Objective ▸
Restate the records below word for word, and omit the images they hold.

Given records ▸
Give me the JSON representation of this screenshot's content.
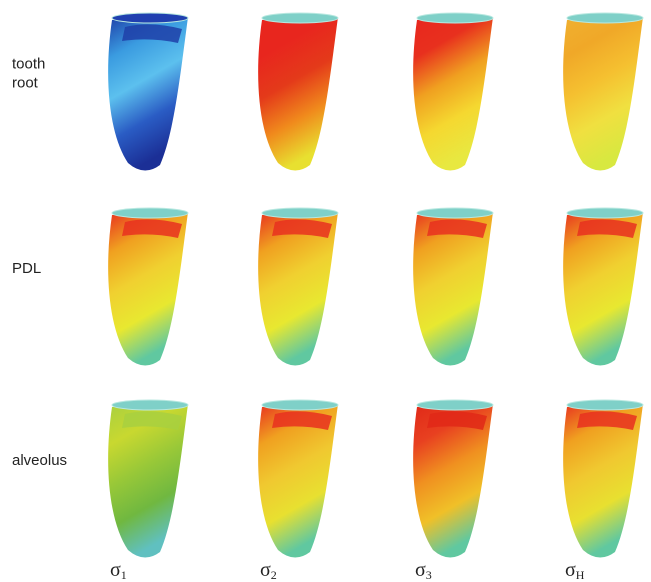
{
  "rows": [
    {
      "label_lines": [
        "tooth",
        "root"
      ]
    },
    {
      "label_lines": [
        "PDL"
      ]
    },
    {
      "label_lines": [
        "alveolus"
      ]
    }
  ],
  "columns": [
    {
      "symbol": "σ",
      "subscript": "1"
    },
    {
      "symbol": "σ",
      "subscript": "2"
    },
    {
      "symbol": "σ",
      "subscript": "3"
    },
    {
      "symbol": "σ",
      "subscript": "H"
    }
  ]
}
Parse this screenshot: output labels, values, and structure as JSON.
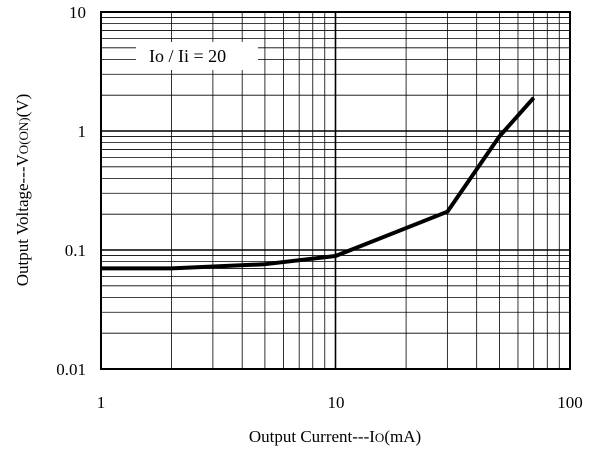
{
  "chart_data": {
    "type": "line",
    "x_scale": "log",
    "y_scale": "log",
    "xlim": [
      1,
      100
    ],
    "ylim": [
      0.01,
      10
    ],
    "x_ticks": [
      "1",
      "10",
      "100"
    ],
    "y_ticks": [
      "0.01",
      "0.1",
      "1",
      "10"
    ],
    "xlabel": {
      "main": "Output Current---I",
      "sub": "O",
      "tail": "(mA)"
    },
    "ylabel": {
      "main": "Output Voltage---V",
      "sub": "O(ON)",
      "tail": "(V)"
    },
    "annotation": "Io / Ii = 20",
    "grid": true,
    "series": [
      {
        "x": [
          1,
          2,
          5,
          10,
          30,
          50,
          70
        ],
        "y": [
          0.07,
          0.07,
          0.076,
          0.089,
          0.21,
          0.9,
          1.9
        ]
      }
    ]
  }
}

Problem solution ▸
Give me the JSON representation of this screenshot's content.
{
  "rows": [
    {
      "label_lines": [
        "tooth",
        "root"
      ]
    },
    {
      "label_lines": [
        "PDL"
      ]
    },
    {
      "label_lines": [
        "alveolus"
      ]
    }
  ],
  "columns": [
    {
      "symbol": "σ",
      "subscript": "1"
    },
    {
      "symbol": "σ",
      "subscript": "2"
    },
    {
      "symbol": "σ",
      "subscript": "3"
    },
    {
      "symbol": "σ",
      "subscript": "H"
    }
  ]
}
Parse this screenshot: output labels, values, and structure as JSON.
{
  "chart_data": {
    "type": "line",
    "x_scale": "log",
    "y_scale": "log",
    "xlim": [
      1,
      100
    ],
    "ylim": [
      0.01,
      10
    ],
    "x_ticks": [
      "1",
      "10",
      "100"
    ],
    "y_ticks": [
      "0.01",
      "0.1",
      "1",
      "10"
    ],
    "xlabel": {
      "main": "Output Current---I",
      "sub": "O",
      "tail": "(mA)"
    },
    "ylabel": {
      "main": "Output Voltage---V",
      "sub": "O(ON)",
      "tail": "(V)"
    },
    "annotation": "Io / Ii = 20",
    "grid": true,
    "series": [
      {
        "x": [
          1,
          2,
          5,
          10,
          30,
          50,
          70
        ],
        "y": [
          0.07,
          0.07,
          0.076,
          0.089,
          0.21,
          0.9,
          1.9
        ]
      }
    ]
  }
}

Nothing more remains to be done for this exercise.